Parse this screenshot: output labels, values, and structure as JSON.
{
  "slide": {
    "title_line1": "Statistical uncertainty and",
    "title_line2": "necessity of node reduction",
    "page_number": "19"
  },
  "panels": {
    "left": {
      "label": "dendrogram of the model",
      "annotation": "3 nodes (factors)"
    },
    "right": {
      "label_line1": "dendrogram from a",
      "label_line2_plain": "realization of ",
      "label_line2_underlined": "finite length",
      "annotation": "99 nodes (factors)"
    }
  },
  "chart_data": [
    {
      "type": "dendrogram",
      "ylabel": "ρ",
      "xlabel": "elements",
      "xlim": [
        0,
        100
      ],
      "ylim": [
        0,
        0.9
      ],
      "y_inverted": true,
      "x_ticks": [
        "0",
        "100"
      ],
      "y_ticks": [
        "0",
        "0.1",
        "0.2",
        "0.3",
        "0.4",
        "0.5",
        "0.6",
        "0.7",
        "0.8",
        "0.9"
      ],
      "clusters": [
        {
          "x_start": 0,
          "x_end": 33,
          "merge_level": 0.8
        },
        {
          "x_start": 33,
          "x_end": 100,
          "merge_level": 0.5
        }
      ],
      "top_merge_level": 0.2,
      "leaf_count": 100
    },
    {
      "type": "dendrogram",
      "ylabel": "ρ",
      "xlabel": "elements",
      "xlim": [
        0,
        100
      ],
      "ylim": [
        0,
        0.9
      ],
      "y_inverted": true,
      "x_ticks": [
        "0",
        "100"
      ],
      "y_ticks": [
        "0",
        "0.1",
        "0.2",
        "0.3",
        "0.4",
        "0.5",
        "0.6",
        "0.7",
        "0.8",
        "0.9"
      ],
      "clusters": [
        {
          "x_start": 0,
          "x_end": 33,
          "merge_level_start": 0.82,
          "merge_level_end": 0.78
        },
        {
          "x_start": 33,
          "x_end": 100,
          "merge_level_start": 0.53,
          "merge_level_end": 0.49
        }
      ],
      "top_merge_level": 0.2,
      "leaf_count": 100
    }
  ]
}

________________________________________

• **Required work**
Collect each line of the entries that has the word "nodes", copying it in full.

• **Output for this task**
      "annotation": "3 nodes (factors)"
      "annotation": "99 nodes (factors)"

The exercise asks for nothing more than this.